## Begin PROVIDED ENTRIES
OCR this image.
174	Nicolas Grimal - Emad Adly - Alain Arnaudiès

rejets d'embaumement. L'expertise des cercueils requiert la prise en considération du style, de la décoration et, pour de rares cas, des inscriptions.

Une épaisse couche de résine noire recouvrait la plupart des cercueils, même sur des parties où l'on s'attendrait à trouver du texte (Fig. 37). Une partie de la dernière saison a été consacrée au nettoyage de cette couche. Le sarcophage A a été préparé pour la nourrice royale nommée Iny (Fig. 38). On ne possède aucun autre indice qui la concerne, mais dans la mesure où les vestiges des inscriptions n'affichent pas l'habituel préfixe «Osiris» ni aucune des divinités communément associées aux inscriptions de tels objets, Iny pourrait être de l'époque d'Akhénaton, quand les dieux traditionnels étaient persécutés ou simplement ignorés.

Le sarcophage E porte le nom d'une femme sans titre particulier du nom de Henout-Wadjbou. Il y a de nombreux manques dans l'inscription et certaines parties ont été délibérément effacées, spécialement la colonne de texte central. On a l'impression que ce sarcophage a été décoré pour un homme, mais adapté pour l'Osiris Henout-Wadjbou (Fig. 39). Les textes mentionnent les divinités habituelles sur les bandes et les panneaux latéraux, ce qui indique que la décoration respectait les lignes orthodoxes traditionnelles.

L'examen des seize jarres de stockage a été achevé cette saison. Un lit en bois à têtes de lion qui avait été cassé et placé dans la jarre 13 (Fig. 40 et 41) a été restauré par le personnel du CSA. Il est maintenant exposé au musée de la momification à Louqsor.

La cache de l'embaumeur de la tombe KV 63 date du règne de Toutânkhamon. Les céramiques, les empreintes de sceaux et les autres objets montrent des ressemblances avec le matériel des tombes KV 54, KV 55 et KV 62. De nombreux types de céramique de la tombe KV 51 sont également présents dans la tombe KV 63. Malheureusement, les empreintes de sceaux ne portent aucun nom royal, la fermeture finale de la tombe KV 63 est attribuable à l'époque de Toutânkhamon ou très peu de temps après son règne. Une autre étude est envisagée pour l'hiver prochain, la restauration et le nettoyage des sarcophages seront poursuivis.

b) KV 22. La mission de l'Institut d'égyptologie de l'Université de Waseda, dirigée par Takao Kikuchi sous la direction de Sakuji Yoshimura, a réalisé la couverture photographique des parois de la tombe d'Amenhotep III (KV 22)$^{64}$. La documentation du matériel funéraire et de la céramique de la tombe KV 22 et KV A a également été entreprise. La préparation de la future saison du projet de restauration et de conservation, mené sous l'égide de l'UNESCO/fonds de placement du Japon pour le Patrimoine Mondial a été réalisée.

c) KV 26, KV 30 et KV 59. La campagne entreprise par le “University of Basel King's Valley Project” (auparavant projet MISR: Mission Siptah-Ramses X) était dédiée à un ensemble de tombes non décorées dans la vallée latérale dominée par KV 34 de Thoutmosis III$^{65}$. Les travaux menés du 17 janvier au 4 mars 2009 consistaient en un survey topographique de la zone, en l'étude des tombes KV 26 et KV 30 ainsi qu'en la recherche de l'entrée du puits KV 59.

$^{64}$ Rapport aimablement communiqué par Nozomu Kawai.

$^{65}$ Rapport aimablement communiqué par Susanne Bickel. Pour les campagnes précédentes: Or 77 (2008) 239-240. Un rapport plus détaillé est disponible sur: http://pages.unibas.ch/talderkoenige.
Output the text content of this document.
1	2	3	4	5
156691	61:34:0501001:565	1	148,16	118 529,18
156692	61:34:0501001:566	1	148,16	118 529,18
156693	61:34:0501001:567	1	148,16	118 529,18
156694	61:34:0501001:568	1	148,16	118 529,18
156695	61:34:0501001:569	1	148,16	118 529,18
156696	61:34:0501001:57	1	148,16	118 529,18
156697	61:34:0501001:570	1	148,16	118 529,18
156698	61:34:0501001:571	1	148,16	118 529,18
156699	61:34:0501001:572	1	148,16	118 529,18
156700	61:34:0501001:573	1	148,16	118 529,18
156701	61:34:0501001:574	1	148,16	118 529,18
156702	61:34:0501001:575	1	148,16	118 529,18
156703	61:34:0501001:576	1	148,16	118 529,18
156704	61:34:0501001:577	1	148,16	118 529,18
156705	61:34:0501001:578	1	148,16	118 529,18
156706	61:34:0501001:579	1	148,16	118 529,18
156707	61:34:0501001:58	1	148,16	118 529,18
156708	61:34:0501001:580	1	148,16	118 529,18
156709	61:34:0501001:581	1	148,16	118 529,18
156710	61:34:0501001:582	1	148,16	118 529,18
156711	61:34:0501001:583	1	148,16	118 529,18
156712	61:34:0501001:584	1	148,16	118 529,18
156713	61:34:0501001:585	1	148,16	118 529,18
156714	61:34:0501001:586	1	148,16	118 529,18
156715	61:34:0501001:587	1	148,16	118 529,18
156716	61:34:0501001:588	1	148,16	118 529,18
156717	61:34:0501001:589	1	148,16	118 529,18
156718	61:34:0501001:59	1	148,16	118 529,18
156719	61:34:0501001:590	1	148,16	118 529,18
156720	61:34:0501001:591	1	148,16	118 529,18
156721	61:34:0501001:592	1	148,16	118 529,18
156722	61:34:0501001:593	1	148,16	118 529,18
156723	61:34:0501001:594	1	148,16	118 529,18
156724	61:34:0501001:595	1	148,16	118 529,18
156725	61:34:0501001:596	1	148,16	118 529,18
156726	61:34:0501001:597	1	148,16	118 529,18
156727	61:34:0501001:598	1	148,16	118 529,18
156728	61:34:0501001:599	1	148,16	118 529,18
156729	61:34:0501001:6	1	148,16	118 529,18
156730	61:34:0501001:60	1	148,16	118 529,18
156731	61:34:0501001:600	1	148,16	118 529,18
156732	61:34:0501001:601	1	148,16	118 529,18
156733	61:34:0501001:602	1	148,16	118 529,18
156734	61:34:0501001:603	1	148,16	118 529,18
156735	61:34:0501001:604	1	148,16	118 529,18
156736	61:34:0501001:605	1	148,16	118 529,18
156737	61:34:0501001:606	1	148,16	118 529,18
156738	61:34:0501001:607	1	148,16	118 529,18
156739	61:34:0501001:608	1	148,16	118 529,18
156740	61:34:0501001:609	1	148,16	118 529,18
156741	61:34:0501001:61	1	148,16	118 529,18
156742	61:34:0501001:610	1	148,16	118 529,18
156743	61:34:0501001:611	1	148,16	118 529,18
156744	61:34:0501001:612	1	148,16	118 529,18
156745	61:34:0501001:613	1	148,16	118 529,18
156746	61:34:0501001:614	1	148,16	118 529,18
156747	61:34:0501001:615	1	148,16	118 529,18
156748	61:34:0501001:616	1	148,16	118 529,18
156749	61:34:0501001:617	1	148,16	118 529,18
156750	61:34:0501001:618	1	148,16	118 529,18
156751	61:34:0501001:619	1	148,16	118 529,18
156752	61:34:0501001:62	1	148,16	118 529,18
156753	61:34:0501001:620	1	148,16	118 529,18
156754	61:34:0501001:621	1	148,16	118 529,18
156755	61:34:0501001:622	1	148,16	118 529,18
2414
## End PROVIDED ENTRIES
--- DESCRIPTION OF THE TASK ---
Tally up the lines with the word "Rapport" in them, and answer with that number by itself.

--- WORKED ANSWER ---
2